**Using the information:**
a) In the baseball blog post, how many arbitration cases did the Twins have pending before Tuesday's signings?
b) Retype the portion of the baseball blog post between "The Met will" and "the slate clean.", inclusive.

**Extract:**
The Met will be paying Matthews about a million this year and next, which isn't horrendously out-of-line for a veterans reserve CF, and he is at least insurance on Carlos Betran's knee surgery. The Angels will pay $21 million-plus to have him on somebody else's roster, which is something they probably should have foreseen when they signed him to that ridiculous contract.


Wednesday, January 20, 2010

Avoiding arbitration

Lots of signings Tuesday by the Twins. They had eight arbitration cases pending and wiped the slate clean.

Because all eight were already under team control, the deals are mainly of interest to their employer, who now know exactly how much they're paying these guys, and to their accountants.

Tuesday was the day to exchange arbitration figures, and there were a lot of signings all over baseball. It appears that everybody's got a pretty good handle on where the arbitration ruling was likely to go, and if they have that figured out, it's easy to settle.

Some of the Twins deals are complex enough that they were clearly being work on a while. Francisco Liriano, for example, has incentives both as a starter and as a reliever. Brendan Harris got a two-year contract —which make his the worst contract on the roster, except that it's not a huge amount (for baseball. Me, I'd be able to retire on it).

And J.J. Hardy's contract is essentially what Orlando Cabrera got last season, which was too low for O-Cab's liking. Cabrera's still available; he's overestimated his market again, it appears.

**Excerpted data:**
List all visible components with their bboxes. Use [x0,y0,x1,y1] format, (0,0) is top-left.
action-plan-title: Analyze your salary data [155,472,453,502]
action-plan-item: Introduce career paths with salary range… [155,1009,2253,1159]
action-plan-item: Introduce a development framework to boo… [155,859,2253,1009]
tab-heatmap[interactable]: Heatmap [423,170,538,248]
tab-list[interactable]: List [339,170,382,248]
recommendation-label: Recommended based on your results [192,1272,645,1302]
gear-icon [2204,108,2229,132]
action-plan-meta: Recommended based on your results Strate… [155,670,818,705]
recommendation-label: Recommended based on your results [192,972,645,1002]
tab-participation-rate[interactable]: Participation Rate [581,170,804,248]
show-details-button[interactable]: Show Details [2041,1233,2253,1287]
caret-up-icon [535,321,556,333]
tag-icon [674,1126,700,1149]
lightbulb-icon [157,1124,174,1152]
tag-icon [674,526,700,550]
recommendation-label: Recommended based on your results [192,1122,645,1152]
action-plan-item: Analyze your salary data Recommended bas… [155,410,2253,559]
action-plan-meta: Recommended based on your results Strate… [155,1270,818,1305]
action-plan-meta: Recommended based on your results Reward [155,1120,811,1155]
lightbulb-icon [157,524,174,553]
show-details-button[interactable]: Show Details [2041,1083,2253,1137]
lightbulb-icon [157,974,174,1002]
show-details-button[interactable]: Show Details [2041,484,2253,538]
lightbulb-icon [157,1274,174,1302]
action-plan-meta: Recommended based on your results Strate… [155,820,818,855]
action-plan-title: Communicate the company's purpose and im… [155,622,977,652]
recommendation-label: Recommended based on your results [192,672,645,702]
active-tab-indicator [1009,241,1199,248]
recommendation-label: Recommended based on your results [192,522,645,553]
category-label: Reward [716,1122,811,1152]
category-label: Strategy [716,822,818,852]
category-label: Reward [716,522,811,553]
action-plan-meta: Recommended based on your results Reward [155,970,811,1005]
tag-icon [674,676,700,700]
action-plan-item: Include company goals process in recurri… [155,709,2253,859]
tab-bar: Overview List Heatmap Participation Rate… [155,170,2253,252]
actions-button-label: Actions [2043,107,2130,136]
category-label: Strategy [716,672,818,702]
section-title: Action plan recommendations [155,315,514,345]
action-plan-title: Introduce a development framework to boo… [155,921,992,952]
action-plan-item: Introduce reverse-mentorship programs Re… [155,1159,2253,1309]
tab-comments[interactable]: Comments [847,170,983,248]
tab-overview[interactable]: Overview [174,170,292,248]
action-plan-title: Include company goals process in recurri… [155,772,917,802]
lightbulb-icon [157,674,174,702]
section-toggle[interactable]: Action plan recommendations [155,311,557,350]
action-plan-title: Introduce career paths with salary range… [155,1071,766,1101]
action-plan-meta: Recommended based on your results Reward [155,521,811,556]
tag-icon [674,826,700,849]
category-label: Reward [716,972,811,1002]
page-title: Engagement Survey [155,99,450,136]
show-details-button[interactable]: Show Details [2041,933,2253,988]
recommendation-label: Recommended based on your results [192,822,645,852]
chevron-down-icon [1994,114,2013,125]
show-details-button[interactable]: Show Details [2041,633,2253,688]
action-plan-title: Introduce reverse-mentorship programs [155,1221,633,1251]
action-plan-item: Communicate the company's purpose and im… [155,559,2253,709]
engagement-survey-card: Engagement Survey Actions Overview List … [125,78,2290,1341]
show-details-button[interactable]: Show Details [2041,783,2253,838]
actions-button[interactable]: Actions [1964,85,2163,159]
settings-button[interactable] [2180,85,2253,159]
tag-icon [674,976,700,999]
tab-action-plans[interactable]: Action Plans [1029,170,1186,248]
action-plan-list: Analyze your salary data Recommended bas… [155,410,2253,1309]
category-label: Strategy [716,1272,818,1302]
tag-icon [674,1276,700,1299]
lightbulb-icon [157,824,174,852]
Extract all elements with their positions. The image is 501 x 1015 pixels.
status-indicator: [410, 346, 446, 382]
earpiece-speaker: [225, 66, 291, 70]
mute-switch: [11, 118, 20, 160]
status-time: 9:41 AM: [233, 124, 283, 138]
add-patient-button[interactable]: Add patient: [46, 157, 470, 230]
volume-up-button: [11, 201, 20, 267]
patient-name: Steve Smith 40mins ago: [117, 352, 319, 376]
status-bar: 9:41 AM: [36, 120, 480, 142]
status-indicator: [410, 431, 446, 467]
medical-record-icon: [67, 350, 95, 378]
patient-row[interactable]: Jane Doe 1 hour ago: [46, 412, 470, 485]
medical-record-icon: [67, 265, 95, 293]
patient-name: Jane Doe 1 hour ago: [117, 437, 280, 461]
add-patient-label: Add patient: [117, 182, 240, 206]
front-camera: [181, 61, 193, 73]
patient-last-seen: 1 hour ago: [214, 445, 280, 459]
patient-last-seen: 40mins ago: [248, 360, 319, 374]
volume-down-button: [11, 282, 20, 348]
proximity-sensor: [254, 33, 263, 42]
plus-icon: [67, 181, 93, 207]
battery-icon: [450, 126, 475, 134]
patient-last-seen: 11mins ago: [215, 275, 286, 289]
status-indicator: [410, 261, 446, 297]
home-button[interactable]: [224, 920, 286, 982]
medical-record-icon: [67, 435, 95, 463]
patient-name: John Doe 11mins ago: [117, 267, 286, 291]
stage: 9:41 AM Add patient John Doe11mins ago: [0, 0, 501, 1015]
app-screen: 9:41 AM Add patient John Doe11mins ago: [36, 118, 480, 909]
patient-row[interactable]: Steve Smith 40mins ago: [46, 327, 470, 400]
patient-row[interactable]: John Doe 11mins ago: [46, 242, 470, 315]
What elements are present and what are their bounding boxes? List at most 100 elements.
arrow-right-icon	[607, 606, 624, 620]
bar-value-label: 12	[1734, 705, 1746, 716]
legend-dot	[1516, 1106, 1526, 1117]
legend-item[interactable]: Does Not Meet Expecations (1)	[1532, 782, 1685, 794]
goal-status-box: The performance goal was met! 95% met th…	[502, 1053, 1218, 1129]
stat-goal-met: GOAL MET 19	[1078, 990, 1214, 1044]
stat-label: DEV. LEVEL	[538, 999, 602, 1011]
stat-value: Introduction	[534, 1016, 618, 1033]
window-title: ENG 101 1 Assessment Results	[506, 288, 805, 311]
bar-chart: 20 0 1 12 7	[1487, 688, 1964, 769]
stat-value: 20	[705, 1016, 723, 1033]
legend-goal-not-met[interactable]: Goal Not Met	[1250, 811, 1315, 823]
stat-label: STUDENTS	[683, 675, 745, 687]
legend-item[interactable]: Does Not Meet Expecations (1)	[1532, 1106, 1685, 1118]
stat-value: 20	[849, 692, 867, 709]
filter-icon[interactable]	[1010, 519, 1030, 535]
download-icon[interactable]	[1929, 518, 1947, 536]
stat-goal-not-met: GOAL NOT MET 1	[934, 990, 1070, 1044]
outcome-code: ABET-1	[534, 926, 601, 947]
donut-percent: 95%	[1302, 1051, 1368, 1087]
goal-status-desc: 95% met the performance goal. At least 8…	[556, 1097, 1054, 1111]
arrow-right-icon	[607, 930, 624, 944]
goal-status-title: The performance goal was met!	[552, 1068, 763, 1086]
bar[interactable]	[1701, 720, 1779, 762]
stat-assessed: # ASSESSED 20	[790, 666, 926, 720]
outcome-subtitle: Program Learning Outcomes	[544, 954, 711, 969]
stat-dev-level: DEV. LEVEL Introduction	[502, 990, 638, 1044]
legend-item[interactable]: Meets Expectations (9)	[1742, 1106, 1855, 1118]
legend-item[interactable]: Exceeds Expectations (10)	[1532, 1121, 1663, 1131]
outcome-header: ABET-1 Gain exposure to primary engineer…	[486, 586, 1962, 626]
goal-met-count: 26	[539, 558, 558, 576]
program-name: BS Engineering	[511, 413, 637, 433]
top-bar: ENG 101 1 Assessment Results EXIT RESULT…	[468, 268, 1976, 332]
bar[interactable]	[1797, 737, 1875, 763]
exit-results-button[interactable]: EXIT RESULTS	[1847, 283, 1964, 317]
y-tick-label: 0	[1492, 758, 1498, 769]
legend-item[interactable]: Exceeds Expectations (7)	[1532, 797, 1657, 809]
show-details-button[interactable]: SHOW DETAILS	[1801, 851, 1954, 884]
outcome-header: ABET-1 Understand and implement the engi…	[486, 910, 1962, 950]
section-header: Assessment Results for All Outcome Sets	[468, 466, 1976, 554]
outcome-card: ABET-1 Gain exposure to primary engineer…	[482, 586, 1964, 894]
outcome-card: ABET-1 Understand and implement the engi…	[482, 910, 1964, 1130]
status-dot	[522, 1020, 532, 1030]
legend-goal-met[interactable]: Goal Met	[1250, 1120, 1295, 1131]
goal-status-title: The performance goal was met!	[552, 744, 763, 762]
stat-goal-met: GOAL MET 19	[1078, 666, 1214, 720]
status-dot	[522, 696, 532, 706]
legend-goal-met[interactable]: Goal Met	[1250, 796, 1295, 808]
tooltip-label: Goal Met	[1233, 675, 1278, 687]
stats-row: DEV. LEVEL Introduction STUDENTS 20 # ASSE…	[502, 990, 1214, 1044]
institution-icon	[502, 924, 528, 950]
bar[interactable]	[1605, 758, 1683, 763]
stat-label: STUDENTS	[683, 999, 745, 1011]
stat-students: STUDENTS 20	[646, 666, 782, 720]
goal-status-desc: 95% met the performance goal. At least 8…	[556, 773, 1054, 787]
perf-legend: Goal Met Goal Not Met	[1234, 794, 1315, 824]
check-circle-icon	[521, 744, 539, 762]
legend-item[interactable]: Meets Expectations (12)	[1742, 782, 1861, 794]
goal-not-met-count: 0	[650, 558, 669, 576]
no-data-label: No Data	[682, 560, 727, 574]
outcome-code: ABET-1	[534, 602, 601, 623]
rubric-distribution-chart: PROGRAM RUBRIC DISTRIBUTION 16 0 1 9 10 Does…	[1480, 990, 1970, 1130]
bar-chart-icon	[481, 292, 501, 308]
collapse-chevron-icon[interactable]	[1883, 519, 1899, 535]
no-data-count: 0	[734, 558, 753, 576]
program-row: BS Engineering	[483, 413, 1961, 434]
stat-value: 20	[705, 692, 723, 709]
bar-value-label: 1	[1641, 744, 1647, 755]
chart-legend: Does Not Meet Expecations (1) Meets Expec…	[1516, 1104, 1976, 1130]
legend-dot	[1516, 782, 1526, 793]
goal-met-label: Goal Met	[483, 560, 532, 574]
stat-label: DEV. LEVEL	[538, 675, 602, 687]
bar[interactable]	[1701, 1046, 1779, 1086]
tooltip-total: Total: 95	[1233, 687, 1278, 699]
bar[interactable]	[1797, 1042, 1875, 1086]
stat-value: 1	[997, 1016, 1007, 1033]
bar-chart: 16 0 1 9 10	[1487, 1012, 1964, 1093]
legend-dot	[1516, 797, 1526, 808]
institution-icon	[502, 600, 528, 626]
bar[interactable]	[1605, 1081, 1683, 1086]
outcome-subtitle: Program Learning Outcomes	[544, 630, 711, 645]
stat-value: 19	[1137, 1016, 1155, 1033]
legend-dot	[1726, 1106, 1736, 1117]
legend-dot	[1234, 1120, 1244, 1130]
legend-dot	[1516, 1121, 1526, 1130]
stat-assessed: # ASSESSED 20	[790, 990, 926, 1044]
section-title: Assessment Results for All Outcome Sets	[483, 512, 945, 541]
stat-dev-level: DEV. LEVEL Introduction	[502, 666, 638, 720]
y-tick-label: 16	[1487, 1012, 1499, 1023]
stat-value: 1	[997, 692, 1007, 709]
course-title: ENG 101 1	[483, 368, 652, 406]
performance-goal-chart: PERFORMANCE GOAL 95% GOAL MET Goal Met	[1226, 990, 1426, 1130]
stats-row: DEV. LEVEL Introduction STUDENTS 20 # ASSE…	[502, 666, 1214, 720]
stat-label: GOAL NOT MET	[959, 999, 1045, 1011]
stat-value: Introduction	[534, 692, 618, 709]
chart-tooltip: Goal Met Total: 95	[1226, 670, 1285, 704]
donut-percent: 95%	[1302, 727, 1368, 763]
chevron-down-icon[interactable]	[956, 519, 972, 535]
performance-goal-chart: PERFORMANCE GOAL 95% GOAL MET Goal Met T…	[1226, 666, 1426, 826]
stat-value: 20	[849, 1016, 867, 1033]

**Solutions:**
a) Eight.

b)
The Met will be paying Matthews about a million this year and next, which isn't horrendously out-of-line for a veterans reserve CF, and he is at least insurance on Carlos Betran's knee surgery. The Angels will pay $21 million-plus to have him on somebody else's roster, which is something they probably should have foreseen when they signed him to that ridiculous contract.


Wednesday, January 20, 2010

Avoiding arbitration

Lots of signings Tuesday by the Twins. They had eight arbitration cases pending and wiped the slate clean.